WHAT THE TASK REQUIRES »
Return each line of the records holding the string "than".

INPUT RECORDS »
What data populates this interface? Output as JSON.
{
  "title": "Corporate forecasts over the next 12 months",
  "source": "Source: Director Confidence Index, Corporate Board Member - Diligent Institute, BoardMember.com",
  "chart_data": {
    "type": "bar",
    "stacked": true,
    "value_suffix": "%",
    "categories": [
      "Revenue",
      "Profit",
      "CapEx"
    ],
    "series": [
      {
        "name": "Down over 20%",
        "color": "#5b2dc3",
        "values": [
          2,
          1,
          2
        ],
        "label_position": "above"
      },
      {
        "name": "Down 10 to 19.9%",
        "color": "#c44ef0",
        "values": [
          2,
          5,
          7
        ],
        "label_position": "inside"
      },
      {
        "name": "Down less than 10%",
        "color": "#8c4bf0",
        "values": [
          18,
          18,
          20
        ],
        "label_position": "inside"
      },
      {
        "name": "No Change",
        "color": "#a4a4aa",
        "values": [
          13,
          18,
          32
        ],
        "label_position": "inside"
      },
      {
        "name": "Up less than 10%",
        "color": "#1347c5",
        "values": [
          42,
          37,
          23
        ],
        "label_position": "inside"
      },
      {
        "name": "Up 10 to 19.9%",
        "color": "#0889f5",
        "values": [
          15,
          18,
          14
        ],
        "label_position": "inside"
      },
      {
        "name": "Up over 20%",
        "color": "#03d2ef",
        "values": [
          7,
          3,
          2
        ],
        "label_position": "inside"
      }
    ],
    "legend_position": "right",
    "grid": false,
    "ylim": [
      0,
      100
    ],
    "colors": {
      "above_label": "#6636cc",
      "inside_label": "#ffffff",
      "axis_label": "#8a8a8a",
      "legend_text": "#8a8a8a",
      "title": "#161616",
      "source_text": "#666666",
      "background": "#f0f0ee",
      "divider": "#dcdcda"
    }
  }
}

...

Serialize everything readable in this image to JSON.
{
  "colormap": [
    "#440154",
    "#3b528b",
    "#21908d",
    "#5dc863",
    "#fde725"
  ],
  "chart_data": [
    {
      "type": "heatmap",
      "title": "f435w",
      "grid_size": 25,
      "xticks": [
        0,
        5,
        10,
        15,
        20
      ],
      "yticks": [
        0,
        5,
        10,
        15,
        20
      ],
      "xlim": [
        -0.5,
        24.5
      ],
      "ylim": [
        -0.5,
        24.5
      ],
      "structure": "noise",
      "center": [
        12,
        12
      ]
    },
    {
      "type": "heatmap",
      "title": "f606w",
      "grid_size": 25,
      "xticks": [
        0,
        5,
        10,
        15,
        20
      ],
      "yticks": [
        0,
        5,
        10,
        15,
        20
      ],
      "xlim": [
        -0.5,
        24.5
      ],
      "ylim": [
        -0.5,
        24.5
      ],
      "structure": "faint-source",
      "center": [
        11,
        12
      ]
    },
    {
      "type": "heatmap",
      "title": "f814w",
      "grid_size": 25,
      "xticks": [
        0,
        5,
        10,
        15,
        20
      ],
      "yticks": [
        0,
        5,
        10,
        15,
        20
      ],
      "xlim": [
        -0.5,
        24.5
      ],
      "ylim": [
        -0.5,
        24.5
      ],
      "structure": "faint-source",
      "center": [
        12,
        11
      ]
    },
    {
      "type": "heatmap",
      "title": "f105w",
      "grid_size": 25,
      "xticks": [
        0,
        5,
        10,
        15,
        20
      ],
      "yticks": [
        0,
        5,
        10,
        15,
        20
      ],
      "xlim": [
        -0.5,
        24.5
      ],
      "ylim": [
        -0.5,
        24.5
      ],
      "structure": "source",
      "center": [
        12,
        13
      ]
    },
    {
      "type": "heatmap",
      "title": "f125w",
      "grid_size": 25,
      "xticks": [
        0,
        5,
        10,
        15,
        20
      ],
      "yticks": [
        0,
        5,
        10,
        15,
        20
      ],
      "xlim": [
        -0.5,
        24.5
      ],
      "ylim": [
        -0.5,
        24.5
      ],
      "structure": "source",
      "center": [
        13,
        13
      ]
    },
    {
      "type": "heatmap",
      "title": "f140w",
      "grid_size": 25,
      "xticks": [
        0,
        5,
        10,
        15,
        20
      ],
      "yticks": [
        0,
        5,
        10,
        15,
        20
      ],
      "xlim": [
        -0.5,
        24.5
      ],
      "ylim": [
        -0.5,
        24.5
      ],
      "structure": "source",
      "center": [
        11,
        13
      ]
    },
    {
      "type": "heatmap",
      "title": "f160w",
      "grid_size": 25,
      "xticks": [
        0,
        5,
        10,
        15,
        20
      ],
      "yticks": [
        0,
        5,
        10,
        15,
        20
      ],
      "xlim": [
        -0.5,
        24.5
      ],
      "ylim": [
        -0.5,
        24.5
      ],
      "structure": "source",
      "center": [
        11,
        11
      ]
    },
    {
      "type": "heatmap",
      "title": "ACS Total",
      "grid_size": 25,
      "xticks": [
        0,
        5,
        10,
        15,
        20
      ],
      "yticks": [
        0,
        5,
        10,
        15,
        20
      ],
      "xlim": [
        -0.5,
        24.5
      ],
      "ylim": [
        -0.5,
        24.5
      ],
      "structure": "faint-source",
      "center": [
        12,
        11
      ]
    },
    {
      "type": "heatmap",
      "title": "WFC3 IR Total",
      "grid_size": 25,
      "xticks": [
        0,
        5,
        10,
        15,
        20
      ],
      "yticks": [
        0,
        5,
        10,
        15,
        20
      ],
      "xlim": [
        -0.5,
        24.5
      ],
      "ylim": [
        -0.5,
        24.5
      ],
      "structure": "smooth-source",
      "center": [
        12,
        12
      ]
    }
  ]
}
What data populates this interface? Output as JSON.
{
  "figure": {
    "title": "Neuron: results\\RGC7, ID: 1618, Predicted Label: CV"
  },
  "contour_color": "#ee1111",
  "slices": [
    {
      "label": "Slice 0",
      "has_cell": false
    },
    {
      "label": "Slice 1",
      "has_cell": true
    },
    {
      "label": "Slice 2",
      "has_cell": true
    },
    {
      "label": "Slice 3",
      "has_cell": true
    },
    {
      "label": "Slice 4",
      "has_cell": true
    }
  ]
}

WRITTEN RESPONSE »
        "name": "Down less than 10%",
        "name": "Up less than 10%",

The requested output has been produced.